→ EXTRACTED INFORMATION
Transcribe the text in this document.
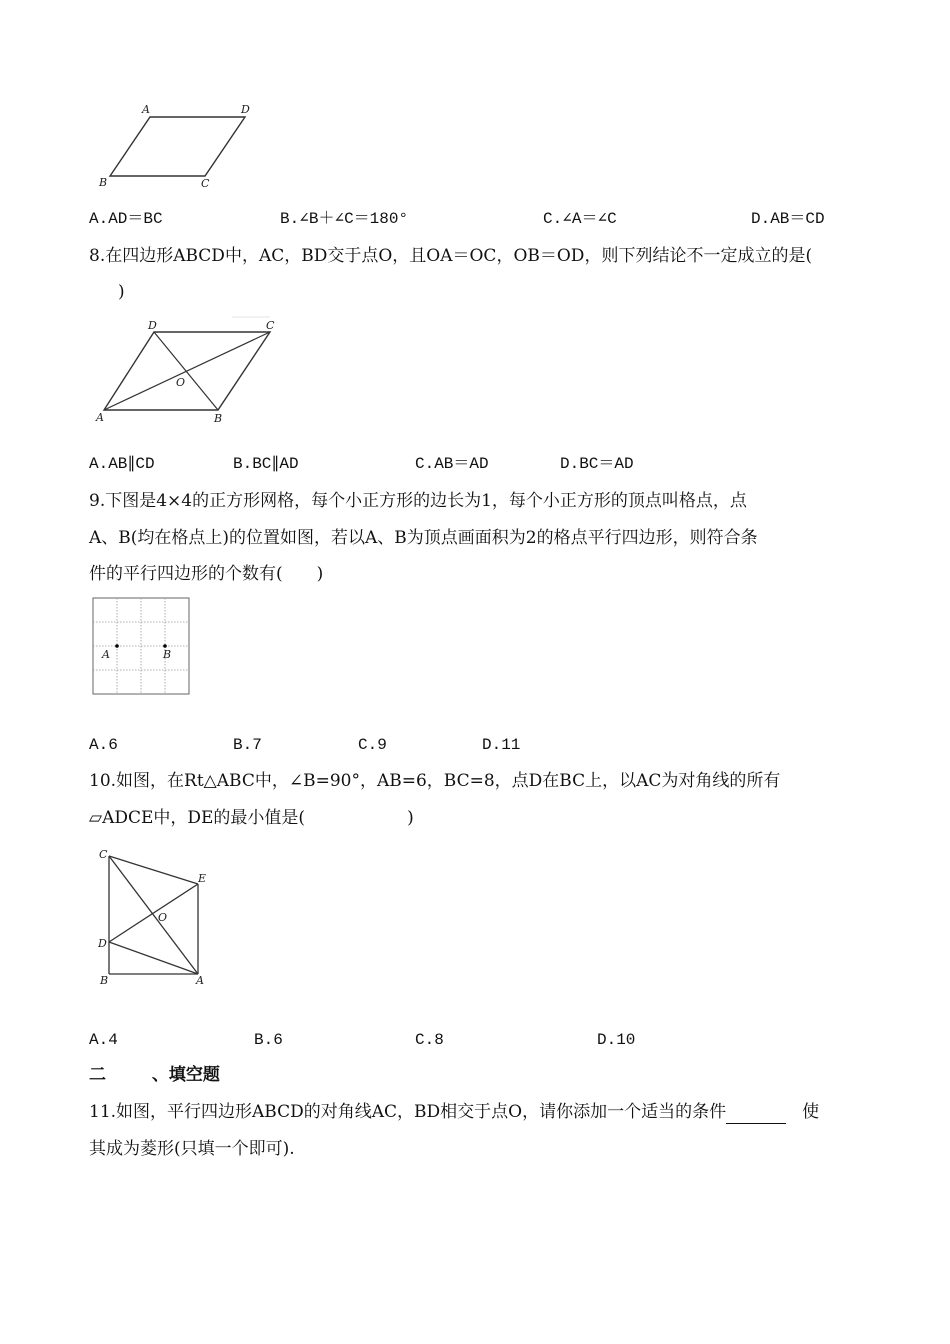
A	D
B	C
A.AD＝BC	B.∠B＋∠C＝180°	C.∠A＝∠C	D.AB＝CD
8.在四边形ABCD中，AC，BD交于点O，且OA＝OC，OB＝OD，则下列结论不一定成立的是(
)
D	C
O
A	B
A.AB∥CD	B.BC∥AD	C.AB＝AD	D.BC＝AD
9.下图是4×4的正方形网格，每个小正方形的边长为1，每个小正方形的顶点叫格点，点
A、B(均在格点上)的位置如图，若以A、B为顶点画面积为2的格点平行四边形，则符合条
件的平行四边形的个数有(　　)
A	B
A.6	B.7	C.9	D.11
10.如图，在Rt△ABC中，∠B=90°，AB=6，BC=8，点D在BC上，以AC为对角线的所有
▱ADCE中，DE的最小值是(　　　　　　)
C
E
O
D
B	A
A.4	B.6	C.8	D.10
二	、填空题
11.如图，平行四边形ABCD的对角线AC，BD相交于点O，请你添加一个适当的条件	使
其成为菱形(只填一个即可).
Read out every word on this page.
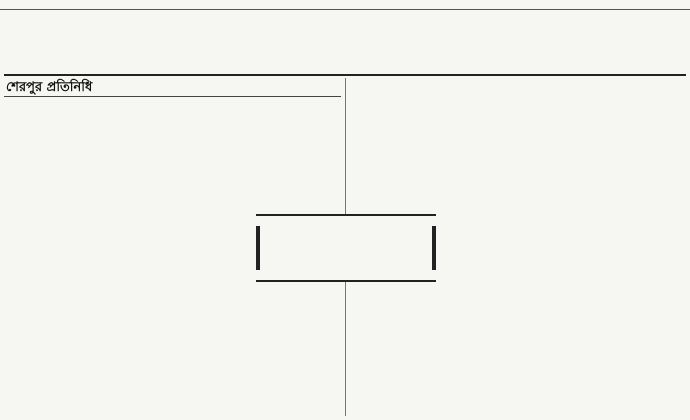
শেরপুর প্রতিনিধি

→ WHAT YOU HAVE TO DO
Write out the entries above word for word. Do not include the pictures.

→ RESPONSE BELOW
Transcribe the text in this document.
A	D
B	C
A.AD＝BC	B.∠B＋∠C＝180°	C.∠A＝∠C	D.AB＝CD
8.在四边形ABCD中，AC，BD交于点O，且OA＝OC，OB＝OD，则下列结论不一定成立的是(
)
D	C
O
A	B
A.AB∥CD	B.BC∥AD	C.AB＝AD	D.BC＝AD
9.下图是4×4的正方形网格，每个小正方形的边长为1，每个小正方形的顶点叫格点，点
A、B(均在格点上)的位置如图，若以A、B为顶点画面积为2的格点平行四边形，则符合条
件的平行四边形的个数有(　　)
A	B
A.6	B.7	C.9	D.11
10.如图，在Rt△ABC中，∠B=90°，AB=6，BC=8，点D在BC上，以AC为对角线的所有
▱ADCE中，DE的最小值是(　　　　　　)
C
E
O
D
B	A
A.4	B.6	C.8	D.10
二	、填空题
11.如图，平行四边形ABCD的对角线AC，BD相交于点O，请你添加一个适当的条件	使
其成为菱形(只填一个即可).
Read out every word on this page.
শেরপুর প্রতিনিধি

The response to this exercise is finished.